## Goal of the exercise
Return the records in full, exactly as given.

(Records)

+===+

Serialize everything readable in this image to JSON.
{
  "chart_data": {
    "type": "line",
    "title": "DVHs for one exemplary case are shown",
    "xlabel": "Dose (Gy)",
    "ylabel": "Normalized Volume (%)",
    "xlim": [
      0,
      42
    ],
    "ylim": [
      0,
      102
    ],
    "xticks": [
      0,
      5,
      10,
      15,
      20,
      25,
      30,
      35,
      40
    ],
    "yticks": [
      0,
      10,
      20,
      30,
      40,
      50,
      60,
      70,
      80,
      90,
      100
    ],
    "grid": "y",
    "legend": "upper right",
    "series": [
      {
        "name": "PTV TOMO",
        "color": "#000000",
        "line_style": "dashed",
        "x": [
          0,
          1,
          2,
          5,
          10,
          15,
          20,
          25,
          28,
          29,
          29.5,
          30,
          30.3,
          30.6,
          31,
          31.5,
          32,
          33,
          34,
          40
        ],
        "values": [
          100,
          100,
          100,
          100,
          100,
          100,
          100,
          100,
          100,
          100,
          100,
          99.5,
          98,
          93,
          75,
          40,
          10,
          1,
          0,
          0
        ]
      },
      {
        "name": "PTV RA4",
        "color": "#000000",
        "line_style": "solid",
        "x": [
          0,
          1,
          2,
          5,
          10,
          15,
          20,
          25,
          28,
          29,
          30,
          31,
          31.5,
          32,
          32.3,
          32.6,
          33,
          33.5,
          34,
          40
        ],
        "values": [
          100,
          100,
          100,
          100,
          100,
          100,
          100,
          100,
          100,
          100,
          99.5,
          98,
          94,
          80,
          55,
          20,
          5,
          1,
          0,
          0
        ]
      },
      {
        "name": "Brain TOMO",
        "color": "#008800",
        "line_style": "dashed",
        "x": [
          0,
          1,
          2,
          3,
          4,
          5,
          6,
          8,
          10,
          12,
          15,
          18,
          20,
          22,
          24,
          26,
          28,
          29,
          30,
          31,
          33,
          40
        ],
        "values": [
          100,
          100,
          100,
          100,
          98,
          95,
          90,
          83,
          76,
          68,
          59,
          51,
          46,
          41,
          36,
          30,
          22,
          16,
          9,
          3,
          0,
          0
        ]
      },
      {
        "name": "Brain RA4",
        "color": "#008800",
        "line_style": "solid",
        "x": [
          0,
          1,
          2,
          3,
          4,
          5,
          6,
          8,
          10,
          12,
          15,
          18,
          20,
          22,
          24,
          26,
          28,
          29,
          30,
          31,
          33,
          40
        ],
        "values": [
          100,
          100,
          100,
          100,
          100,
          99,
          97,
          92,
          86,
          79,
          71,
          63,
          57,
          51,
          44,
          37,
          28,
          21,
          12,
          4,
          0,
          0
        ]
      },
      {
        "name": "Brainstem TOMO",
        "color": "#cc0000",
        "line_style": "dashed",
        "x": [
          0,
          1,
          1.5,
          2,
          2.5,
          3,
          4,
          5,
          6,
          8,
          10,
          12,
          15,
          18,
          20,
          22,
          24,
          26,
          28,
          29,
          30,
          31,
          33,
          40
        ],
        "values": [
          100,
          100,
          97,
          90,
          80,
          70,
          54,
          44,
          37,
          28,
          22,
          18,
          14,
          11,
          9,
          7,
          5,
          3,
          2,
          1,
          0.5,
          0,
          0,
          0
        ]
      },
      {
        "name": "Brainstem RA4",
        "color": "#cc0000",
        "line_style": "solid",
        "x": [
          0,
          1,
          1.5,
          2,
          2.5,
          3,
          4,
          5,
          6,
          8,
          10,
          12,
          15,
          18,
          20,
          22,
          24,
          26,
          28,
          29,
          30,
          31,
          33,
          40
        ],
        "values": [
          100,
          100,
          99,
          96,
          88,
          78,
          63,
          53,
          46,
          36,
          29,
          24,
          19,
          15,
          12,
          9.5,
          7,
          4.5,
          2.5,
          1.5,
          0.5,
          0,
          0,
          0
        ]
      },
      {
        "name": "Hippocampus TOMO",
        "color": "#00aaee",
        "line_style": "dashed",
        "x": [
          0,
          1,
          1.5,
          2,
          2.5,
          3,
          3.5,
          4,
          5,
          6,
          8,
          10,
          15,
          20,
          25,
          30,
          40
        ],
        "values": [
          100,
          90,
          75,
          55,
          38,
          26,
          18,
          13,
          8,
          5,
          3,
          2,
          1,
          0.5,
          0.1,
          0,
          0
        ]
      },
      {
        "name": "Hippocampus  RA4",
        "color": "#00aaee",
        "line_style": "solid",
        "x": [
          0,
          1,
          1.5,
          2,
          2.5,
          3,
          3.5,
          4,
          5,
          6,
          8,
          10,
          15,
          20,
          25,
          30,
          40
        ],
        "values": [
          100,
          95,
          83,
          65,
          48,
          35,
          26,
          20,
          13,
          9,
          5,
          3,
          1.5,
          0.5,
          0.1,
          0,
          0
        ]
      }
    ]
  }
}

+===+

## Exercise result
Serialize everything readable in this image to JSON.
{
  "chart_data": {
    "type": "line",
    "title": "DVHs for one exemplary case are shown",
    "xlabel": "Dose (Gy)",
    "ylabel": "Normalized Volume (%)",
    "xlim": [
      0,
      42
    ],
    "ylim": [
      0,
      102
    ],
    "xticks": [
      0,
      5,
      10,
      15,
      20,
      25,
      30,
      35,
      40
    ],
    "yticks": [
      0,
      10,
      20,
      30,
      40,
      50,
      60,
      70,
      80,
      90,
      100
    ],
    "grid": "y",
    "legend": "upper right",
    "series": [
      {
        "name": "PTV TOMO",
        "color": "#000000",
        "line_style": "dashed",
        "x": [
          0,
          1,
          2,
          5,
          10,
          15,
          20,
          25,
          28,
          29,
          29.5,
          30,
          30.3,
          30.6,
          31,
          31.5,
          32,
          33,
          34,
          40
        ],
        "values": [
          100,
          100,
          100,
          100,
          100,
          100,
          100,
          100,
          100,
          100,
          100,
          99.5,
          98,
          93,
          75,
          40,
          10,
          1,
          0,
          0
        ]
      },
      {
        "name": "PTV RA4",
        "color": "#000000",
        "line_style": "solid",
        "x": [
          0,
          1,
          2,
          5,
          10,
          15,
          20,
          25,
          28,
          29,
          30,
          31,
          31.5,
          32,
          32.3,
          32.6,
          33,
          33.5,
          34,
          40
        ],
        "values": [
          100,
          100,
          100,
          100,
          100,
          100,
          100,
          100,
          100,
          100,
          99.5,
          98,
          94,
          80,
          55,
          20,
          5,
          1,
          0,
          0
        ]
      },
      {
        "name": "Brain TOMO",
        "color": "#008800",
        "line_style": "dashed",
        "x": [
          0,
          1,
          2,
          3,
          4,
          5,
          6,
          8,
          10,
          12,
          15,
          18,
          20,
          22,
          24,
          26,
          28,
          29,
          30,
          31,
          33,
          40
        ],
        "values": [
          100,
          100,
          100,
          100,
          98,
          95,
          90,
          83,
          76,
          68,
          59,
          51,
          46,
          41,
          36,
          30,
          22,
          16,
          9,
          3,
          0,
          0
        ]
      },
      {
        "name": "Brain RA4",
        "color": "#008800",
        "line_style": "solid",
        "x": [
          0,
          1,
          2,
          3,
          4,
          5,
          6,
          8,
          10,
          12,
          15,
          18,
          20,
          22,
          24,
          26,
          28,
          29,
          30,
          31,
          33,
          40
        ],
        "values": [
          100,
          100,
          100,
          100,
          100,
          99,
          97,
          92,
          86,
          79,
          71,
          63,
          57,
          51,
          44,
          37,
          28,
          21,
          12,
          4,
          0,
          0
        ]
      },
      {
        "name": "Brainstem TOMO",
        "color": "#cc0000",
        "line_style": "dashed",
        "x": [
          0,
          1,
          1.5,
          2,
          2.5,
          3,
          4,
          5,
          6,
          8,
          10,
          12,
          15,
          18,
          20,
          22,
          24,
          26,
          28,
          29,
          30,
          31,
          33,
          40
        ],
        "values": [
          100,
          100,
          97,
          90,
          80,
          70,
          54,
          44,
          37,
          28,
          22,
          18,
          14,
          11,
          9,
          7,
          5,
          3,
          2,
          1,
          0.5,
          0,
          0,
          0
        ]
      },
      {
        "name": "Brainstem RA4",
        "color": "#cc0000",
        "line_style": "solid",
        "x": [
          0,
          1,
          1.5,
          2,
          2.5,
          3,
          4,
          5,
          6,
          8,
          10,
          12,
          15,
          18,
          20,
          22,
          24,
          26,
          28,
          29,
          30,
          31,
          33,
          40
        ],
        "values": [
          100,
          100,
          99,
          96,
          88,
          78,
          63,
          53,
          46,
          36,
          29,
          24,
          19,
          15,
          12,
          9.5,
          7,
          4.5,
          2.5,
          1.5,
          0.5,
          0,
          0,
          0
        ]
      },
      {
        "name": "Hippocampus TOMO",
        "color": "#00aaee",
        "line_style": "dashed",
        "x": [
          0,
          1,
          1.5,
          2,
          2.5,
          3,
          3.5,
          4,
          5,
          6,
          8,
          10,
          15,
          20,
          25,
          30,
          40
        ],
        "values": [
          100,
          90,
          75,
          55,
          38,
          26,
          18,
          13,
          8,
          5,
          3,
          2,
          1,
          0.5,
          0.1,
          0,
          0
        ]
      },
      {
        "name": "Hippocampus  RA4",
        "color": "#00aaee",
        "line_style": "solid",
        "x": [
          0,
          1,
          1.5,
          2,
          2.5,
          3,
          3.5,
          4,
          5,
          6,
          8,
          10,
          15,
          20,
          25,
          30,
          40
        ],
        "values": [
          100,
          95,
          83,
          65,
          48,
          35,
          26,
          20,
          13,
          9,
          5,
          3,
          1.5,
          0.5,
          0.1,
          0,
          0
        ]
      }
    ]
  }
}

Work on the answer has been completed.